### EXERCISE INSTRUCTIONS
Identify all lines below that hold "screenshot" and collect them.

### SUPPLIED DATA

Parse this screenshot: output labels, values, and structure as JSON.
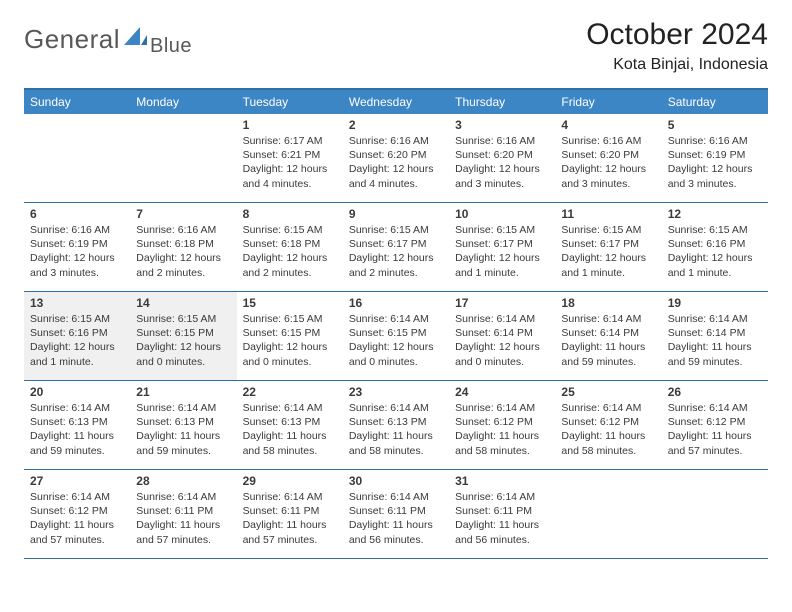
{
  "brand": {
    "name_a": "General",
    "name_b": "Blue",
    "accent": "#3d86c6"
  },
  "title": "October 2024",
  "location": "Kota Binjai, Indonesia",
  "colors": {
    "header_bg": "#3d86c6",
    "border": "#2f6fa8",
    "shade": "#f0f0f0",
    "text": "#3a3a3a",
    "logo_text": "#585858"
  },
  "dow": [
    "Sunday",
    "Monday",
    "Tuesday",
    "Wednesday",
    "Thursday",
    "Friday",
    "Saturday"
  ],
  "weeks": [
    [
      null,
      null,
      {
        "n": "1",
        "sr": "6:17 AM",
        "ss": "6:21 PM",
        "d": "12 hours and 4 minutes."
      },
      {
        "n": "2",
        "sr": "6:16 AM",
        "ss": "6:20 PM",
        "d": "12 hours and 4 minutes."
      },
      {
        "n": "3",
        "sr": "6:16 AM",
        "ss": "6:20 PM",
        "d": "12 hours and 3 minutes."
      },
      {
        "n": "4",
        "sr": "6:16 AM",
        "ss": "6:20 PM",
        "d": "12 hours and 3 minutes."
      },
      {
        "n": "5",
        "sr": "6:16 AM",
        "ss": "6:19 PM",
        "d": "12 hours and 3 minutes."
      }
    ],
    [
      {
        "n": "6",
        "sr": "6:16 AM",
        "ss": "6:19 PM",
        "d": "12 hours and 3 minutes."
      },
      {
        "n": "7",
        "sr": "6:16 AM",
        "ss": "6:18 PM",
        "d": "12 hours and 2 minutes."
      },
      {
        "n": "8",
        "sr": "6:15 AM",
        "ss": "6:18 PM",
        "d": "12 hours and 2 minutes."
      },
      {
        "n": "9",
        "sr": "6:15 AM",
        "ss": "6:17 PM",
        "d": "12 hours and 2 minutes."
      },
      {
        "n": "10",
        "sr": "6:15 AM",
        "ss": "6:17 PM",
        "d": "12 hours and 1 minute."
      },
      {
        "n": "11",
        "sr": "6:15 AM",
        "ss": "6:17 PM",
        "d": "12 hours and 1 minute."
      },
      {
        "n": "12",
        "sr": "6:15 AM",
        "ss": "6:16 PM",
        "d": "12 hours and 1 minute."
      }
    ],
    [
      {
        "n": "13",
        "sr": "6:15 AM",
        "ss": "6:16 PM",
        "d": "12 hours and 1 minute."
      },
      {
        "n": "14",
        "sr": "6:15 AM",
        "ss": "6:15 PM",
        "d": "12 hours and 0 minutes."
      },
      {
        "n": "15",
        "sr": "6:15 AM",
        "ss": "6:15 PM",
        "d": "12 hours and 0 minutes."
      },
      {
        "n": "16",
        "sr": "6:14 AM",
        "ss": "6:15 PM",
        "d": "12 hours and 0 minutes."
      },
      {
        "n": "17",
        "sr": "6:14 AM",
        "ss": "6:14 PM",
        "d": "12 hours and 0 minutes."
      },
      {
        "n": "18",
        "sr": "6:14 AM",
        "ss": "6:14 PM",
        "d": "11 hours and 59 minutes."
      },
      {
        "n": "19",
        "sr": "6:14 AM",
        "ss": "6:14 PM",
        "d": "11 hours and 59 minutes."
      }
    ],
    [
      {
        "n": "20",
        "sr": "6:14 AM",
        "ss": "6:13 PM",
        "d": "11 hours and 59 minutes."
      },
      {
        "n": "21",
        "sr": "6:14 AM",
        "ss": "6:13 PM",
        "d": "11 hours and 59 minutes."
      },
      {
        "n": "22",
        "sr": "6:14 AM",
        "ss": "6:13 PM",
        "d": "11 hours and 58 minutes."
      },
      {
        "n": "23",
        "sr": "6:14 AM",
        "ss": "6:13 PM",
        "d": "11 hours and 58 minutes."
      },
      {
        "n": "24",
        "sr": "6:14 AM",
        "ss": "6:12 PM",
        "d": "11 hours and 58 minutes."
      },
      {
        "n": "25",
        "sr": "6:14 AM",
        "ss": "6:12 PM",
        "d": "11 hours and 58 minutes."
      },
      {
        "n": "26",
        "sr": "6:14 AM",
        "ss": "6:12 PM",
        "d": "11 hours and 57 minutes."
      }
    ],
    [
      {
        "n": "27",
        "sr": "6:14 AM",
        "ss": "6:12 PM",
        "d": "11 hours and 57 minutes."
      },
      {
        "n": "28",
        "sr": "6:14 AM",
        "ss": "6:11 PM",
        "d": "11 hours and 57 minutes."
      },
      {
        "n": "29",
        "sr": "6:14 AM",
        "ss": "6:11 PM",
        "d": "11 hours and 57 minutes."
      },
      {
        "n": "30",
        "sr": "6:14 AM",
        "ss": "6:11 PM",
        "d": "11 hours and 56 minutes."
      },
      {
        "n": "31",
        "sr": "6:14 AM",
        "ss": "6:11 PM",
        "d": "11 hours and 56 minutes."
      },
      null,
      null
    ]
  ],
  "shaded_days": [
    "13",
    "14"
  ]
}
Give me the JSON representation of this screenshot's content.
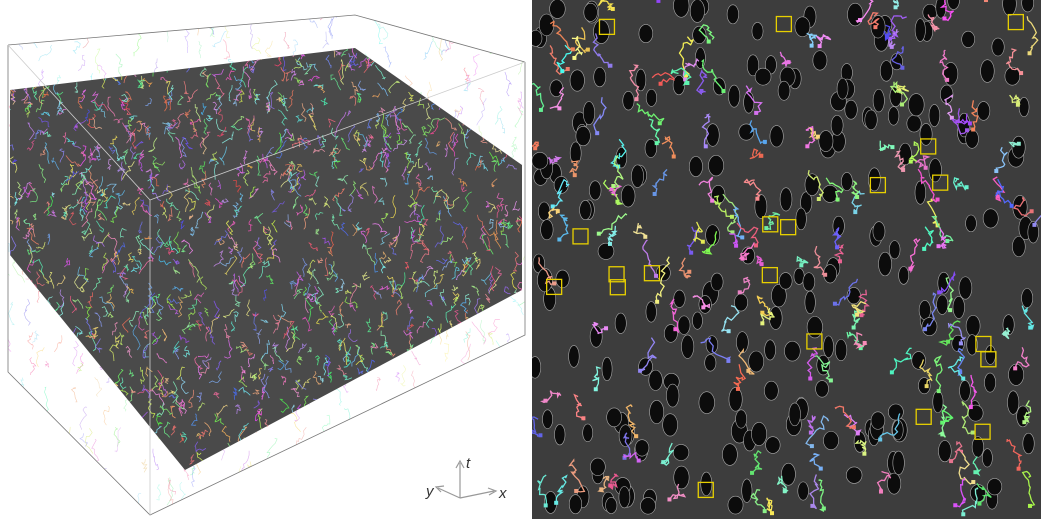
{
  "axes": {
    "t": "t",
    "y": "y",
    "x": "x"
  }
}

### ANSWER TO THE EXERCISE
Parse this screenshot: output labels, values, and structure as JSON.
Give me the JSON representation of this screenshot's content.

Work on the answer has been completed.